*Work instructions*:
Copy out the entries below precisely; nothing is to be omitted.

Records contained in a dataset
————————

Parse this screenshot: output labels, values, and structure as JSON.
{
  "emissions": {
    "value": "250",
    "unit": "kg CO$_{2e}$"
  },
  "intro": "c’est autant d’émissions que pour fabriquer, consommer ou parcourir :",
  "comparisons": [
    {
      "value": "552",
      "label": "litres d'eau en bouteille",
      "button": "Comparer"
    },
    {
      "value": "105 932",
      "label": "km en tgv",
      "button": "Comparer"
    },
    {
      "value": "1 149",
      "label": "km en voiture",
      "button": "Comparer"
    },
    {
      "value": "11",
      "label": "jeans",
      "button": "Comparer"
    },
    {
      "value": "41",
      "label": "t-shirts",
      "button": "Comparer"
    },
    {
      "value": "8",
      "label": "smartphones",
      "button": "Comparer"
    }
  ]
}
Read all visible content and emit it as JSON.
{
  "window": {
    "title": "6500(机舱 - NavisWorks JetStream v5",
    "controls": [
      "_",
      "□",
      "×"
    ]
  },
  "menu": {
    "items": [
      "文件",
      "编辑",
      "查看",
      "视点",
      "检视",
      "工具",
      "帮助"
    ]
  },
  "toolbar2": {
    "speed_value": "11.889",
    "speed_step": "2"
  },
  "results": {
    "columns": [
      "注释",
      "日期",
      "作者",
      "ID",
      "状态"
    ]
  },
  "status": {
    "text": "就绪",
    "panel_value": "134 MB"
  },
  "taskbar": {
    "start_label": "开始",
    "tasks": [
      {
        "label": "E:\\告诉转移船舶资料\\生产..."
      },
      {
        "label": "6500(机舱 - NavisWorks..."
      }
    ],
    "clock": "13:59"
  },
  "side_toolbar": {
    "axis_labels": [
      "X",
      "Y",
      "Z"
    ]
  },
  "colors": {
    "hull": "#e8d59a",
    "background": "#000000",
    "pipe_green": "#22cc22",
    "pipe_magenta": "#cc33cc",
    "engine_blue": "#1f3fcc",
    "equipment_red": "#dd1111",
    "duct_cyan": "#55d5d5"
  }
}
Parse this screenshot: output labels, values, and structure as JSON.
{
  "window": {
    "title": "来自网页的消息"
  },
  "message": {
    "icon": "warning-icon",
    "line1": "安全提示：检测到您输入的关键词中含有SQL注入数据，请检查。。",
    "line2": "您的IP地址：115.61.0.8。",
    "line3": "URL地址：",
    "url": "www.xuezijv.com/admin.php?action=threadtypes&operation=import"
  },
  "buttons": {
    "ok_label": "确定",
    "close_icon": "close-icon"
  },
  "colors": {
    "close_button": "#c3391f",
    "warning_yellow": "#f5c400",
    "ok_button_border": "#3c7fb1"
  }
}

————————

*Written solution*:
Parse this screenshot: output labels, values, and structure as JSON.
{
  "emissions": {
    "value": "250",
    "unit": "kg CO$_{2e}$"
  },
  "intro": "c’est autant d’émissions que pour fabriquer, consommer ou parcourir :",
  "comparisons": [
    {
      "value": "552",
      "label": "litres d'eau en bouteille",
      "button": "Comparer"
    },
    {
      "value": "105 932",
      "label": "km en tgv",
      "button": "Comparer"
    },
    {
      "value": "1 149",
      "label": "km en voiture",
      "button": "Comparer"
    },
    {
      "value": "11",
      "label": "jeans",
      "button": "Comparer"
    },
    {
      "value": "41",
      "label": "t-shirts",
      "button": "Comparer"
    },
    {
      "value": "8",
      "label": "smartphones",
      "button": "Comparer"
    }
  ]
}
Read all visible content and emit it as JSON.
{
  "window": {
    "title": "6500(机舱 - NavisWorks JetStream v5",
    "controls": [
      "_",
      "□",
      "×"
    ]
  },
  "menu": {
    "items": [
      "文件",
      "编辑",
      "查看",
      "视点",
      "检视",
      "工具",
      "帮助"
    ]
  },
  "toolbar2": {
    "speed_value": "11.889",
    "speed_step": "2"
  },
  "results": {
    "columns": [
      "注释",
      "日期",
      "作者",
      "ID",
      "状态"
    ]
  },
  "status": {
    "text": "就绪",
    "panel_value": "134 MB"
  },
  "taskbar": {
    "start_label": "开始",
    "tasks": [
      {
        "label": "E:\\告诉转移船舶资料\\生产..."
      },
      {
        "label": "6500(机舱 - NavisWorks..."
      }
    ],
    "clock": "13:59"
  },
  "side_toolbar": {
    "axis_labels": [
      "X",
      "Y",
      "Z"
    ]
  },
  "colors": {
    "hull": "#e8d59a",
    "background": "#000000",
    "pipe_green": "#22cc22",
    "pipe_magenta": "#cc33cc",
    "engine_blue": "#1f3fcc",
    "equipment_red": "#dd1111",
    "duct_cyan": "#55d5d5"
  }
}
Parse this screenshot: output labels, values, and structure as JSON.
{
  "window": {
    "title": "来自网页的消息"
  },
  "message": {
    "icon": "warning-icon",
    "line1": "安全提示：检测到您输入的关键词中含有SQL注入数据，请检查。。",
    "line2": "您的IP地址：115.61.0.8。",
    "line3": "URL地址：",
    "url": "www.xuezijv.com/admin.php?action=threadtypes&operation=import"
  },
  "buttons": {
    "ok_label": "确定",
    "close_icon": "close-icon"
  },
  "colors": {
    "close_button": "#c3391f",
    "warning_yellow": "#f5c400",
    "ok_button_border": "#3c7fb1"
  }
}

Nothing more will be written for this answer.